**Prompt**
Assemble all lines in which the string "equalizer" appears.

**Input data**
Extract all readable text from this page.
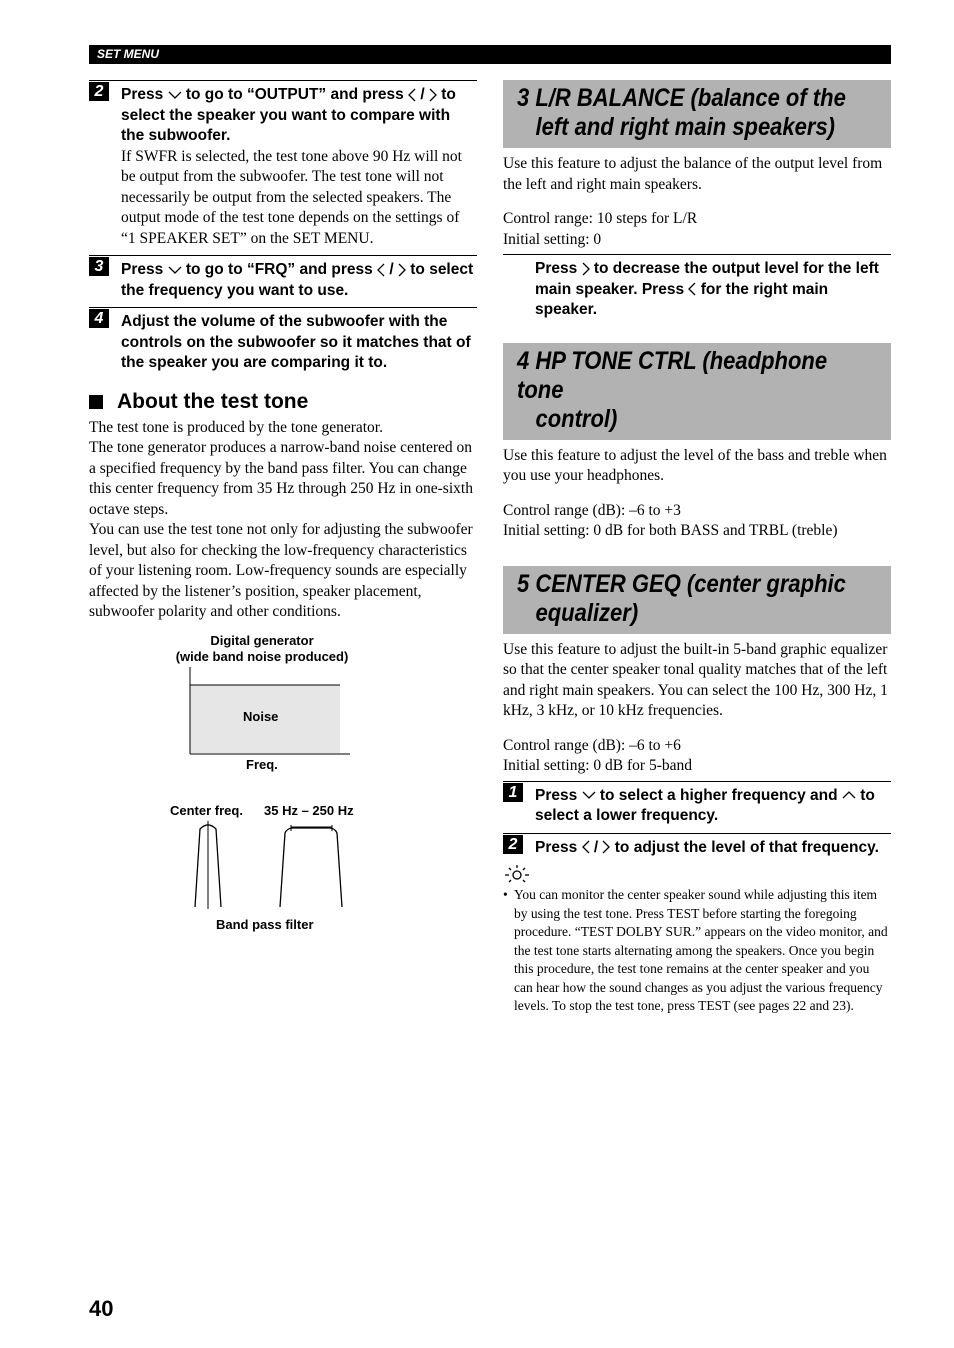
SET MENU
2	Press  to go to “OUTPUT” and press  /  to select the speaker you want to compare with the subwoofer.
If SWFR is selected, the test tone above 90 Hz will not be output from the subwoofer. The test tone will not necessarily be output from the selected speakers. The output mode of the test tone depends on the settings of “1 SPEAKER SET” on the SET MENU.
3	Press  to go to “FRQ” and press  /  to select the frequency you want to use.
4	Adjust the volume of the subwoofer with the controls on the subwoofer so it matches that of the speaker you are comparing it to.
About the test tone

The test tone is produced by the tone generator.

The tone generator produces a narrow-band noise centered on a specified frequency by the band pass filter. You can change this center frequency from 35 Hz through 250 Hz in one-sixth octave steps.

You can use the test tone not only for adjusting the subwoofer level, but also for checking the low-frequency characteristics of your listening room. Low-frequency sounds are especially affected by the listener’s position, speaker placement, subwoofer polarity and other conditions.

Digital generator
(wide band noise produced)
Noise
Freq.
Center freq. 35 Hz – 250 Hz
Band pass filter
3 L/R BALANCE (balance of the
left and right main speakers)

Use this feature to adjust the balance of the output level from the left and right main speakers.

Control range: 10 steps for L/R

Initial setting: 0

Press  to decrease the output level for the left main speaker. Press  for the right main speaker.
4 HP TONE CTRL (headphone tone
control)

Use this feature to adjust the level of the bass and treble when you use your headphones.

Control range (dB): –6 to +3

Initial setting: 0 dB for both BASS and TRBL (treble)

5 CENTER GEQ (center graphic
equalizer)

Use this feature to adjust the built-in 5-band graphic equalizer so that the center speaker tonal quality matches that of the left and right main speakers. You can select the 100 Hz, 300 Hz, 1 kHz, 3 kHz, or 10 kHz frequencies.

Control range (dB): –6 to +6

Initial setting: 0 dB for 5-band

1	Press  to select a higher frequency and  to select a lower frequency.
2	Press  /  to adjust the level of that frequency.
• You can monitor the center speaker sound while adjusting this item by using the test tone. Press TEST before starting the foregoing procedure. “TEST DOLBY SUR.” appears on the video monitor, and the test tone starts alternating among the speakers. Once you begin this procedure, the test tone remains at the center speaker and you can hear how the sound changes as you adjust the various frequency levels. To stop the test tone, press TEST (see pages 22 and 23).
40
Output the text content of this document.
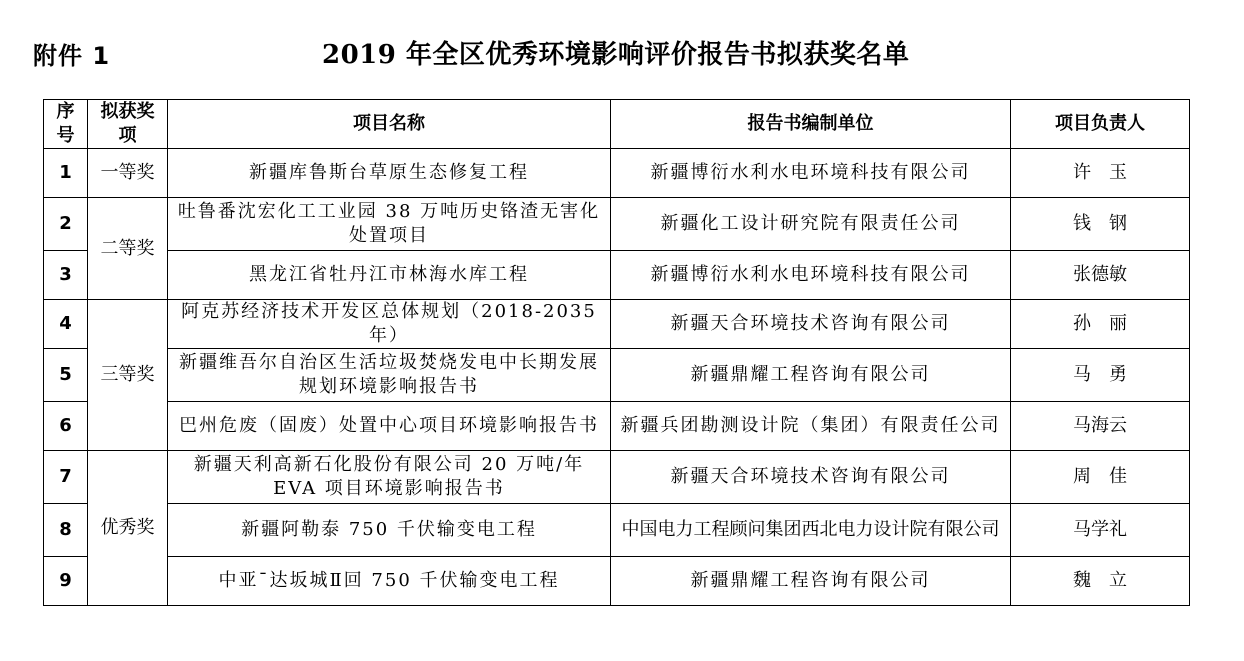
附件 1	2019 年全区优秀环境影响评价报告书拟获奖名单
序号	拟获奖项	项目名称	报告书编制单位	项目负责人
1	一等奖	新疆库鲁斯台草原生态修复工程	新疆博衍水利水电环境科技有限公司	许　玉
2	二等奖	吐鲁番沈宏化工工业园 38 万吨历史铬渣无害化处置项目	新疆化工设计研究院有限责任公司	钱　钢
3		黑龙江省牡丹江市林海水库工程	新疆博衍水利水电环境科技有限公司	张德敏
4	三等奖	阿克苏经济技术开发区总体规划（2018-2035 年）	新疆天合环境技术咨询有限公司	孙　丽
5		新疆维吾尔自治区生活垃圾焚烧发电中长期发展规划环境影响报告书	新疆鼎耀工程咨询有限公司	马　勇
6		巴州危废（固废）处置中心项目环境影响报告书	新疆兵团勘测设计院（集团）有限责任公司	马海云
7	优秀奖	新疆天利高新石化股份有限公司 20 万吨/年 EVA 项目环境影响报告书	新疆天合环境技术咨询有限公司	周　佳
8		新疆阿勒泰 750 千伏输变电工程	中国电力工程顾问集团西北电力设计院有限公司	马学礼
9		中亚¯达坂城Ⅱ回 750 千伏输变电工程	新疆鼎耀工程咨询有限公司	魏　立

**Exercise result**
equalizer)
Use this feature to adjust the built-in 5-band graphic equalizer so that the center speaker tonal quality matches that of the left and right main speakers. You can select the 100 Hz, 300 Hz, 1 kHz, 3 kHz, or 10 kHz frequencies.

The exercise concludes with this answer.